START LISTED RECORDS

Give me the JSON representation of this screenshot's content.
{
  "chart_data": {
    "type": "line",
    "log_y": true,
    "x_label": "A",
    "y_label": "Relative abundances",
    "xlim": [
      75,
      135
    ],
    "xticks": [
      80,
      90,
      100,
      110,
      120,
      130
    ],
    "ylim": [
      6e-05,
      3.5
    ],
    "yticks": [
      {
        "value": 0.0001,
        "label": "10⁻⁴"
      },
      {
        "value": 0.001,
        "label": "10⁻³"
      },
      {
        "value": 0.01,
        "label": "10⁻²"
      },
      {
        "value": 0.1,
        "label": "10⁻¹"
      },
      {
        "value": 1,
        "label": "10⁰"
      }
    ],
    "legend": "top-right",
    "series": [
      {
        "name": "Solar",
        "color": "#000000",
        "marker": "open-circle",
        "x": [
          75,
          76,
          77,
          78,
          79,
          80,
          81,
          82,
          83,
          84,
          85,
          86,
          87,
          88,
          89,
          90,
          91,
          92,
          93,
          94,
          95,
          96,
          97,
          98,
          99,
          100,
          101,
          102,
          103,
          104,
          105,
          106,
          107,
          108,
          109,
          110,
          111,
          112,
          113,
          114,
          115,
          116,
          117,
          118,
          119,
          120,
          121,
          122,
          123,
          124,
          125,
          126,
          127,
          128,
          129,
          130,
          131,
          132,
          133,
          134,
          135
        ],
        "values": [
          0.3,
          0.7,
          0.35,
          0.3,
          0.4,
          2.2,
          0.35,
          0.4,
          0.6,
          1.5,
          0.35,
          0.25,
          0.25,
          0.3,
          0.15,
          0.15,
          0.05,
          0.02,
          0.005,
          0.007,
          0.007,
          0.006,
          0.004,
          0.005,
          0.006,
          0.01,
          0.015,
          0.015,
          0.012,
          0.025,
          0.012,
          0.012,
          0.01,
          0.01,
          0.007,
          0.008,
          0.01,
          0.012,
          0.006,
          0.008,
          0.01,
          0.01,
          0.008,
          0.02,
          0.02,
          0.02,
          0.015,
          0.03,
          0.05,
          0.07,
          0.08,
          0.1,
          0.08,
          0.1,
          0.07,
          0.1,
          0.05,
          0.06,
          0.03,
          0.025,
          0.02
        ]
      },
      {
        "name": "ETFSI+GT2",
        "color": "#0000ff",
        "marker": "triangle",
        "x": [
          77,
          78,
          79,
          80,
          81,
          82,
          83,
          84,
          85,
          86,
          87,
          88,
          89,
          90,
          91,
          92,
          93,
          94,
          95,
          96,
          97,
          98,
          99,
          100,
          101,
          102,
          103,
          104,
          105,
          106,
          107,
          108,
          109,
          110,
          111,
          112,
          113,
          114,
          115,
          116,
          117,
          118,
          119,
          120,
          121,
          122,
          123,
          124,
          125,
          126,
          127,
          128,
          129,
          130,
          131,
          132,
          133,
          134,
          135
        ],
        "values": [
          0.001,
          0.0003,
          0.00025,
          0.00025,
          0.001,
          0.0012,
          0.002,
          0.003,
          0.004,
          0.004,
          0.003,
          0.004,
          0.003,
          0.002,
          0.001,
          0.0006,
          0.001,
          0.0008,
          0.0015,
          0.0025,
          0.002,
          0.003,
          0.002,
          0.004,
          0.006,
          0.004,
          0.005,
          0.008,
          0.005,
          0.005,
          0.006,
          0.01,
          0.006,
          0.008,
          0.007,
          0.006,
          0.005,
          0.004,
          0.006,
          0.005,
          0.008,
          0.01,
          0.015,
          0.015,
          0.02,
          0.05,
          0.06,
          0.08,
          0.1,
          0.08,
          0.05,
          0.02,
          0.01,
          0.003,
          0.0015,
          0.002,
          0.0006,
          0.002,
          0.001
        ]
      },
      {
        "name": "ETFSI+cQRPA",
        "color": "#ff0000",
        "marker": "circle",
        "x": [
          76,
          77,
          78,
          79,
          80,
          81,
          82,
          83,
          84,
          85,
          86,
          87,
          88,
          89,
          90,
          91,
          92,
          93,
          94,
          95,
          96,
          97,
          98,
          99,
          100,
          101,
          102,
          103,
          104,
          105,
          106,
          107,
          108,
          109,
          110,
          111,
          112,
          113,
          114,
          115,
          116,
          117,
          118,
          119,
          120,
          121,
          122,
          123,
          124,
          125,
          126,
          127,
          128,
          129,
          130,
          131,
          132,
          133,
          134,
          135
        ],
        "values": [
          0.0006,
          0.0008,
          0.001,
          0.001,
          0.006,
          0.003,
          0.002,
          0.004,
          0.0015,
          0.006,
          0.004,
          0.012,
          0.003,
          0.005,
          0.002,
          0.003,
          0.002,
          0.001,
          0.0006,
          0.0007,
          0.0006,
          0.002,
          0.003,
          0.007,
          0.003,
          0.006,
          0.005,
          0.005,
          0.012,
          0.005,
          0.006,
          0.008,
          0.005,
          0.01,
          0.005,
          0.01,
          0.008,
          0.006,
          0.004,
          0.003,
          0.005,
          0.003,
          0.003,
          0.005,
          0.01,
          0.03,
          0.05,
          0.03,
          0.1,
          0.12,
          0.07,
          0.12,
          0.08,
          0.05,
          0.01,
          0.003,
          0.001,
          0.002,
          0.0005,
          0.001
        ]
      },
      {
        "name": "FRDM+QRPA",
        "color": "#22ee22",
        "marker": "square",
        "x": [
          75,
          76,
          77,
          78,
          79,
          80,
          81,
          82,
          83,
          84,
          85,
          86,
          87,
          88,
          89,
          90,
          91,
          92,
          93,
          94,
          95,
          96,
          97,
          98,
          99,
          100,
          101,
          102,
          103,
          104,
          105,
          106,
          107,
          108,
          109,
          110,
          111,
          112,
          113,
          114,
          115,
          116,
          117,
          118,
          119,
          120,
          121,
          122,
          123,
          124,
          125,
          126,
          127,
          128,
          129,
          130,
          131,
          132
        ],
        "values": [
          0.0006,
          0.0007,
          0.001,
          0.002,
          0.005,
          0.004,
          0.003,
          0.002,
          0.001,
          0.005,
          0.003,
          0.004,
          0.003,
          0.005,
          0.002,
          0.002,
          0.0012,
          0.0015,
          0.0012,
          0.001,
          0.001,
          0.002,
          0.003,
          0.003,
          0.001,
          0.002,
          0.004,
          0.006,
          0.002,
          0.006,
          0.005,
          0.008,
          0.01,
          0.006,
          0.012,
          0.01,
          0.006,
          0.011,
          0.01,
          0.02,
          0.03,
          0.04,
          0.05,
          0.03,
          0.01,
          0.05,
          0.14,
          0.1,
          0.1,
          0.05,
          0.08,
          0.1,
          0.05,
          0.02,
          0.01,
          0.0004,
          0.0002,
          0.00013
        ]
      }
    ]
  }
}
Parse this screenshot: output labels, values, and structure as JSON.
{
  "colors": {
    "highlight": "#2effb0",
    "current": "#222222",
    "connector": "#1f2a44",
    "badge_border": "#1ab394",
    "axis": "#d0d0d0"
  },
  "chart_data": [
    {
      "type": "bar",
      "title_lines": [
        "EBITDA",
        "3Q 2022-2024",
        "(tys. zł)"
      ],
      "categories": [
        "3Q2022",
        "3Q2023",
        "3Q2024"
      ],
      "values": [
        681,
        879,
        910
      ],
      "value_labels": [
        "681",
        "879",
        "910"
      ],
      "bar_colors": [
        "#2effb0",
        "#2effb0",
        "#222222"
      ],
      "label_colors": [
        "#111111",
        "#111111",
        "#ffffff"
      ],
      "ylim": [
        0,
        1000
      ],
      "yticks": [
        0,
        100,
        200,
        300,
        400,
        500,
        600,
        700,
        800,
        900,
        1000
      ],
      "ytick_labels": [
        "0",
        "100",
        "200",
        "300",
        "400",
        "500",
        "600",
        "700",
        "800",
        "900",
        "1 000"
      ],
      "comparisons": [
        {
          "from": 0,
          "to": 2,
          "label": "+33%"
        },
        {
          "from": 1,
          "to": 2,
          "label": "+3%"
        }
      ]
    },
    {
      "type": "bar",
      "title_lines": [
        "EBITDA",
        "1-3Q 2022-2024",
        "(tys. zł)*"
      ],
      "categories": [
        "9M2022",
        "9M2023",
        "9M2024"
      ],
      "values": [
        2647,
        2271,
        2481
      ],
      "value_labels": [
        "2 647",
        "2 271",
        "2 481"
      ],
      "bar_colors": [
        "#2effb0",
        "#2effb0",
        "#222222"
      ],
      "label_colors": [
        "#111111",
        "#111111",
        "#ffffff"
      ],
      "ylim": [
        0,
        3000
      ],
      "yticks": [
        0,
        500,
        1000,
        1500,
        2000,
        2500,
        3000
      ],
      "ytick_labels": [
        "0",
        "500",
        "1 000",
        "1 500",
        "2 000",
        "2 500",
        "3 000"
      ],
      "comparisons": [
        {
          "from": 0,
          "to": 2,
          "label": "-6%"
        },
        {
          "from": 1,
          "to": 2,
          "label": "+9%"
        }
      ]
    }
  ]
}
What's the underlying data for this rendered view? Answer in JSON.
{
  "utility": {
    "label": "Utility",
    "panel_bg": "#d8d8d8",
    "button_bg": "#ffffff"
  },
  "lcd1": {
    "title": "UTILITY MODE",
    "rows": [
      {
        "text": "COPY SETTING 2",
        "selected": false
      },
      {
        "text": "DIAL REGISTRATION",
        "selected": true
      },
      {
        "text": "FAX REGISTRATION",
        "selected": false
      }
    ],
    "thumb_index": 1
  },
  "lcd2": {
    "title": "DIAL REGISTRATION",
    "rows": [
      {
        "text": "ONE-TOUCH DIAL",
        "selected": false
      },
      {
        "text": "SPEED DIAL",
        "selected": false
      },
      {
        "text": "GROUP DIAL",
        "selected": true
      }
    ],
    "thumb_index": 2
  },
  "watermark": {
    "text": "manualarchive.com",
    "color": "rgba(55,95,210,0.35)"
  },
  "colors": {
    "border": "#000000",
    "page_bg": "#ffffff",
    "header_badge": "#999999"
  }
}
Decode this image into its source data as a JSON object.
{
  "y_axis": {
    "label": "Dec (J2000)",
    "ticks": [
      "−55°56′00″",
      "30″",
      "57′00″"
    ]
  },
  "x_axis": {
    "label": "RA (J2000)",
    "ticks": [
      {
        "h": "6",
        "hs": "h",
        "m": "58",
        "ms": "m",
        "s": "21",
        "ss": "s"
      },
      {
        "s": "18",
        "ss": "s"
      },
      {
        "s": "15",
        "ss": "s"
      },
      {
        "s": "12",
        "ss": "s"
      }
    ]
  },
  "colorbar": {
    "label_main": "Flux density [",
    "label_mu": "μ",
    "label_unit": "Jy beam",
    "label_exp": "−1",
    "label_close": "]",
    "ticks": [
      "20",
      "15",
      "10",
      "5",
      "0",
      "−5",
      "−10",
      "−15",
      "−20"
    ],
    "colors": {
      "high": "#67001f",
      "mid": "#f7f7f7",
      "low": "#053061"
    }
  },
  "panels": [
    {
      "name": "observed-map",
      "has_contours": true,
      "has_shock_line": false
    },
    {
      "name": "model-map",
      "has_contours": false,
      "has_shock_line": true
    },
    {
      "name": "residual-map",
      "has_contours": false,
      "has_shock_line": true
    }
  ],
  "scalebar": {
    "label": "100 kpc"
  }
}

END LISTED RECORDS

Count every line in the preceding entries where the string "REGISTRATION" appears, then state only the total.

THE SOLUTION:
3